── Excerpt to read ──

Although both male and female same-sex relations is legal and is believed to never have been criminalized in Vietnamese history, society is still heavily prejudiced against the LGBT.
Vietnamese lawmakers say the country is being progressive as it has scrapped fines against marriage between same-sex couples even though the proposed Family and Marriage Bill has not officially been passed. The National Assembly is likely to vote on the issue later in 2014.
Even if the marriage equality bill were passed, more disparities between the people would happen resulting in further isolation of gay families if gay marriage is recognized without any foundation to properly support it, Vu added.
This is because the “the nation’s conservative base still recognizes homosexuality as a taboo act and not as a personal identity,” said the openly gay Vietnamese-Canadian fashion design lecturer and program manager at a design and art center in Ho Chi Minh City.
Some have argued that people who are against gay marriage are uneducated. “It is not fair to make such an assumption when the government, educational system, culture, and even gays don’t take the time to teach and to represent a positive image of homosexuality,” he said.

───
── Records for this exercise ──

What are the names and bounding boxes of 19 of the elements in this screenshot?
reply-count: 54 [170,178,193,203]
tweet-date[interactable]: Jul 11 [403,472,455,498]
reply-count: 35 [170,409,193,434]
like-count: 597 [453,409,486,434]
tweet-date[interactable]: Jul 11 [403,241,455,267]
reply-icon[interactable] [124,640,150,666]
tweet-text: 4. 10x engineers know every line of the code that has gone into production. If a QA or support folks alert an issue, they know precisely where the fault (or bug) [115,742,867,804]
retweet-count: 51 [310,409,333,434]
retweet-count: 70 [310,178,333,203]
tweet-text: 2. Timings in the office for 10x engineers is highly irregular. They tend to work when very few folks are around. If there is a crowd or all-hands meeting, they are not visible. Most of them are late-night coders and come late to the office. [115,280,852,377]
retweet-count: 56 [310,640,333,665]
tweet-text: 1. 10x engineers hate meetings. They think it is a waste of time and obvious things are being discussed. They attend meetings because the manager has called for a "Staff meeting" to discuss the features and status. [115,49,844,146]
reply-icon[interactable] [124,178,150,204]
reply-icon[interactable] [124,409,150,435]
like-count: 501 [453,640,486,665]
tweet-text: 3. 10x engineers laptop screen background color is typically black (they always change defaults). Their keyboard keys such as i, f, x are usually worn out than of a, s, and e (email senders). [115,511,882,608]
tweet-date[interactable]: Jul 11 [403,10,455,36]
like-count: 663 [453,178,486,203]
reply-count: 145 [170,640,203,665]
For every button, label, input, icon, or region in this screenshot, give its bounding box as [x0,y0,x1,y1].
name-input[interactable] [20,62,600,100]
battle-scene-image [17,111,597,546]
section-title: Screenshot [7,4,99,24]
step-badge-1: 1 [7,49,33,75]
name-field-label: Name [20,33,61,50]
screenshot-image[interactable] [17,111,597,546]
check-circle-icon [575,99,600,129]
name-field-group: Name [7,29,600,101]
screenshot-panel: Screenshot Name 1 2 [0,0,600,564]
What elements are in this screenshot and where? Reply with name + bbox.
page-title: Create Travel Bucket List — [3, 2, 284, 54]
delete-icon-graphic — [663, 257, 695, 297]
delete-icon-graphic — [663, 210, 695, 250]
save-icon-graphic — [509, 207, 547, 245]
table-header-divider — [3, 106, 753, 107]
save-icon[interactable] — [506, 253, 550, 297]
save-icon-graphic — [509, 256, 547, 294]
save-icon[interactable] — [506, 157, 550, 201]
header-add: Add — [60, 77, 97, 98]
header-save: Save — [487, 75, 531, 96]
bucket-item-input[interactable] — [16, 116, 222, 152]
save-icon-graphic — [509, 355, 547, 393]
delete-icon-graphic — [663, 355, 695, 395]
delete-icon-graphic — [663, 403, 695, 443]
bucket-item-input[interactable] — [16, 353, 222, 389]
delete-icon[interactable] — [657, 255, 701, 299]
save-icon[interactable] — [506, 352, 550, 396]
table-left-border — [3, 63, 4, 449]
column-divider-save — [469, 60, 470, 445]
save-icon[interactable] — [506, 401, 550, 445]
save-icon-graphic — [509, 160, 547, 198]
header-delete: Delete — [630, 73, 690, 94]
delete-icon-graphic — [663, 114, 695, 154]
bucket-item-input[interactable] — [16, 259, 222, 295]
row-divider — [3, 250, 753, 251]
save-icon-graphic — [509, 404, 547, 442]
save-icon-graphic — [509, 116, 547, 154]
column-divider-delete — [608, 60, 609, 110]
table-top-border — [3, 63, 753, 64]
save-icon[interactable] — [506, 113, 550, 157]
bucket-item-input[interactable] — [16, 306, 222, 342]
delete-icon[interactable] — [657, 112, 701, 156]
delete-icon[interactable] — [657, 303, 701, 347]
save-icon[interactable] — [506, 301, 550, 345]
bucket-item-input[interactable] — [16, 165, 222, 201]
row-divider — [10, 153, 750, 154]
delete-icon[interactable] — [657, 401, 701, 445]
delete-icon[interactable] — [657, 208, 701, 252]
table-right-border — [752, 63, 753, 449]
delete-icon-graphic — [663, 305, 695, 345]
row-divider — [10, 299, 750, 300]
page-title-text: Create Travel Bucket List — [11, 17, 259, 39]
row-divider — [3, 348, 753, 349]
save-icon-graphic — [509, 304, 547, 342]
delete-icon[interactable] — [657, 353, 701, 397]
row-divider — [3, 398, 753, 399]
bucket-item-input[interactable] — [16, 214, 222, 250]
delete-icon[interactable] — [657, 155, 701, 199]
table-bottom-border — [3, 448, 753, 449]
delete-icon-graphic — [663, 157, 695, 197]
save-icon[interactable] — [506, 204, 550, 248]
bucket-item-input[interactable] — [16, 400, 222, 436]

───

> What to do
• 1. Write out the rows without any change, beginning with the first row and stopping after the row that contains "name-input[interactable] [20,62,600,100]".
• 2. Continue the text on same-sex marriage in Vietnam from the point where it stops.
The rows have no connection to the text about same-sex marriage in Vietnam.

> Solved tasks
• 1.
What are the names and bounding boxes of 19 of the elements in this screenshot?
reply-count: 54 [170,178,193,203]
tweet-date[interactable]: Jul 11 [403,472,455,498]
reply-count: 35 [170,409,193,434]
like-count: 597 [453,409,486,434]
tweet-date[interactable]: Jul 11 [403,241,455,267]
reply-icon[interactable] [124,640,150,666]
tweet-text: 4. 10x engineers know every line of the code that has gone into production. If a QA or support folks alert an issue, they know precisely where the fault (or bug) [115,742,867,804]
retweet-count: 51 [310,409,333,434]
retweet-count: 70 [310,178,333,203]
tweet-text: 2. Timings in the office for 10x engineers is highly irregular. They tend to work when very few folks are around. If there is a crowd or all-hands meeting, they are not visible. Most of them are late-night coders and come late to the office. [115,280,852,377]
retweet-count: 56 [310,640,333,665]
tweet-text: 1. 10x engineers hate meetings. They think it is a waste of time and obvious things are being discussed. They attend meetings because the manager has called for a "Staff meeting" to discuss the features and status. [115,49,844,146]
reply-icon[interactable] [124,178,150,204]
reply-icon[interactable] [124,409,150,435]
like-count: 501 [453,640,486,665]
tweet-text: 3. 10x engineers laptop screen background color is typically black (they always change defaults). Their keyboard keys such as i, f, x are usually worn out than of a, s, and e (email senders). [115,511,882,608]
tweet-date[interactable]: Jul 11 [403,10,455,36]
like-count: 663 [453,178,486,203]
reply-count: 145 [170,640,203,665]
For every button, label, input, icon, or region in this screenshot, give its bounding box as [x0,y0,x1,y1].
name-input[interactable] [20,62,600,100]

• 2.
“What this country needs is the new face of homosexuality, the courage for gays to come out, the celebration of a positive gay culture, and the introduction of gay acknowledgement in the educational system,” said Vu who grew-up in Canada.
To be a positive gay image is a daily struggle, he said. “In public, due to the way I dress, it automatically points out my sexual orientation and that will raise looks, pointed fingers, snickering, and sometimes even vocalized opinions.”
Nonetheless, Vu is lucky he is a teacher because it enables him “to present and influence a positive representation of homosexuality” in front of college-age students.
Vietnam has been governed by a Communist government partly since independence from the colonial French in 1954 and fully since 1975 but has since remained impoverished and politically isolated.
In 1986, the government initiated a series of reforms to begin Vietnam’s path toward integration into the international community.